*EXERCISE INSTRUCTIONS*:
Every entry must be given again exactly.

Saved data entries:
================

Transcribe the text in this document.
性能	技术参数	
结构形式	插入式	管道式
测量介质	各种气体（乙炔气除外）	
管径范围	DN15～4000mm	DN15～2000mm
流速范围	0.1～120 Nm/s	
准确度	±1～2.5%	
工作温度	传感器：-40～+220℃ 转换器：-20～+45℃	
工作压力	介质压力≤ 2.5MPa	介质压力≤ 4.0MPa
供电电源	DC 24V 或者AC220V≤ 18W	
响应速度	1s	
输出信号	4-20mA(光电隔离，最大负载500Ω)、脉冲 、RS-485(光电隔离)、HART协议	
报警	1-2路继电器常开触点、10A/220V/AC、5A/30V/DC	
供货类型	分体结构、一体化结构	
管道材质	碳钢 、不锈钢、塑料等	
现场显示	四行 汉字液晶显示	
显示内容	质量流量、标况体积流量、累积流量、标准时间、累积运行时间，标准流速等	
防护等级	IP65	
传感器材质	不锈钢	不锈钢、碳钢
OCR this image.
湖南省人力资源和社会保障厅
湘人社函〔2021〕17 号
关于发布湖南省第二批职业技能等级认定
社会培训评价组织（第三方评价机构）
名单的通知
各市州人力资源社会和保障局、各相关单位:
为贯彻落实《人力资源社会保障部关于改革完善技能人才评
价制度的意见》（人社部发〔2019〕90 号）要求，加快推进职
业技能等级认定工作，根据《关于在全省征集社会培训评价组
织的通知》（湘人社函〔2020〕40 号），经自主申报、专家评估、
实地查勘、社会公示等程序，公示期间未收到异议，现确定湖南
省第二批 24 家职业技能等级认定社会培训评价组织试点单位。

================

*ANSWER*:
Transcribe the text in this document.
性能	技术参数	
结构形式	插入式	管道式
测量介质	各种气体（乙炔气除外）	
管径范围	DN15～4000mm	DN15～2000mm
流速范围	0.1～120 Nm/s	
准确度	±1～2.5%	
工作温度	传感器：-40～+220℃ 转换器：-20～+45℃	
工作压力	介质压力≤ 2.5MPa	介质压力≤ 4.0MPa
供电电源	DC 24V 或者AC220V≤ 18W	
响应速度	1s	
输出信号	4-20mA(光电隔离，最大负载500Ω)、脉冲 、RS-485(光电隔离)、HART协议	
报警	1-2路继电器常开触点、10A/220V/AC、5A/30V/DC	
供货类型	分体结构、一体化结构	
管道材质	碳钢 、不锈钢、塑料等	
现场显示	四行 汉字液晶显示	
显示内容	质量流量、标况体积流量、累积流量、标准时间、累积运行时间，标准流速等	
防护等级	IP65	
传感器材质	不锈钢	不锈钢、碳钢
OCR this image.
湖南省人力资源和社会保障厅
湘人社函〔2021〕17 号
关于发布湖南省第二批职业技能等级认定
社会培训评价组织（第三方评价机构）
名单的通知
各市州人力资源社会和保障局、各相关单位:
为贯彻落实《人力资源社会保障部关于改革完善技能人才评
价制度的意见》（人社部发〔2019〕90 号）要求，加快推进职
业技能等级认定工作，根据《关于在全省征集社会培训评价组
织的通知》（湘人社函〔2020〕40 号），经自主申报、专家评估、
实地查勘、社会公示等程序，公示期间未收到异议，现确定湖南
省第二批 24 家职业技能等级认定社会培训评价组织试点单位。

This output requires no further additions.